* [SHORT EXERCISE]: Go through the records and copy each line where the word "username" occurs.

--- START OF WORKING DATA ---

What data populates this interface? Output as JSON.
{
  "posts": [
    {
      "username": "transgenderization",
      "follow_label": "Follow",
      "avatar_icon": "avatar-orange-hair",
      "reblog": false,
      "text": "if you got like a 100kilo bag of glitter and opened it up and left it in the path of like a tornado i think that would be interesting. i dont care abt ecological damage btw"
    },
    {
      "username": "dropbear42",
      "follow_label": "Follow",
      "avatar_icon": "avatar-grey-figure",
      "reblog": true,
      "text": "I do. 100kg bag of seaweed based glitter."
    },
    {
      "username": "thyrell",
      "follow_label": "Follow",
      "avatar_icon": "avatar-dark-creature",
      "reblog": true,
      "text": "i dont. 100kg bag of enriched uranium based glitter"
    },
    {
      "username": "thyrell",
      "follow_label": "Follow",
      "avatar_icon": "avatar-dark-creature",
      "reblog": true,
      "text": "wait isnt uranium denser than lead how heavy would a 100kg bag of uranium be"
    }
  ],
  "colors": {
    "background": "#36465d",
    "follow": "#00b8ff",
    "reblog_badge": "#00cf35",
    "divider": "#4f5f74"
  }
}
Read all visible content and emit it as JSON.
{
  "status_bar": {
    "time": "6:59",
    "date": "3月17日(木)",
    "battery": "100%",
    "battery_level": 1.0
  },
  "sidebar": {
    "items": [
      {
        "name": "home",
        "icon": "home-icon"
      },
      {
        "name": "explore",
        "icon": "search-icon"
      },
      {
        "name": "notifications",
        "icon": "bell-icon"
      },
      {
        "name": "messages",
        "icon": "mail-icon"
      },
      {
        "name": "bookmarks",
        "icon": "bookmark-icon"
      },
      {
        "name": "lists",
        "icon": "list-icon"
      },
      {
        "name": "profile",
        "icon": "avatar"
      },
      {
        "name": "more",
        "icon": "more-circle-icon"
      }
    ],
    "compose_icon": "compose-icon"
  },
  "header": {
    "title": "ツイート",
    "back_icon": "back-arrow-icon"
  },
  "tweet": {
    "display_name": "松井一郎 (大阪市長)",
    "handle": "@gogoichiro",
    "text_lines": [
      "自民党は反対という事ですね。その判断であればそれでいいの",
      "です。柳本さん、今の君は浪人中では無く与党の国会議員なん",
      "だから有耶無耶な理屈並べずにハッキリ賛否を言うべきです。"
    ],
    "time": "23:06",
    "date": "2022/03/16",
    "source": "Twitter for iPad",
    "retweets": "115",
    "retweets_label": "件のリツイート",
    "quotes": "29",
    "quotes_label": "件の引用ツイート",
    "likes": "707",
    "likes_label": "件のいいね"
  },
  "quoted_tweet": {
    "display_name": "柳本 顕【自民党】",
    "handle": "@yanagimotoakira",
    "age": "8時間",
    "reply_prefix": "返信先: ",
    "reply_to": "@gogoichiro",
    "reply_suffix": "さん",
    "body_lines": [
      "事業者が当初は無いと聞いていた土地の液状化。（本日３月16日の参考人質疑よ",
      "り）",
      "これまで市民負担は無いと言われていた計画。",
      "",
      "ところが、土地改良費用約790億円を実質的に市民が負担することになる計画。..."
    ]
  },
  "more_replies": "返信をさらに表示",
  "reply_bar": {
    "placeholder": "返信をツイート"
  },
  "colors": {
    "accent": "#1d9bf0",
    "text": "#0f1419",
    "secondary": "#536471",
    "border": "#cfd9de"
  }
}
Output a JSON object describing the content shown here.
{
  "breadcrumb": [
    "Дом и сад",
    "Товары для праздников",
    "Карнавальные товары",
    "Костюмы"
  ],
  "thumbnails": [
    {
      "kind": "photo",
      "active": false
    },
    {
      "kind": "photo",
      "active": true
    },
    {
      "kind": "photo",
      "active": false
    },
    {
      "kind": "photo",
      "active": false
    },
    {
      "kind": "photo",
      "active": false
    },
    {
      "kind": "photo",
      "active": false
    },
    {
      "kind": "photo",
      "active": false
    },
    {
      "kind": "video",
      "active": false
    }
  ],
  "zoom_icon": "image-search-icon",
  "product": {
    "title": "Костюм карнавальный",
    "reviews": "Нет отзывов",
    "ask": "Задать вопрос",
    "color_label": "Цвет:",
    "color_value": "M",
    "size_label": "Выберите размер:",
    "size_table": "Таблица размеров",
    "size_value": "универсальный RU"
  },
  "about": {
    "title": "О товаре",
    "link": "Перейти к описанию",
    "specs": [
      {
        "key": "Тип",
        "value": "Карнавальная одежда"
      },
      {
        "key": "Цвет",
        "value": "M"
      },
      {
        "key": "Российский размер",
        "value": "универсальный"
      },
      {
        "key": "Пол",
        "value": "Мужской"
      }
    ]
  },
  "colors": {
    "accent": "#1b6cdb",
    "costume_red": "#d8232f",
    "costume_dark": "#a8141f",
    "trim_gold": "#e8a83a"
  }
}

--- END OF WORKING DATA ---

* [WRITTEN ANSWER]:
      "username": "transgenderization",
      "username": "dropbear42",
      "username": "thyrell",
      "username": "thyrell",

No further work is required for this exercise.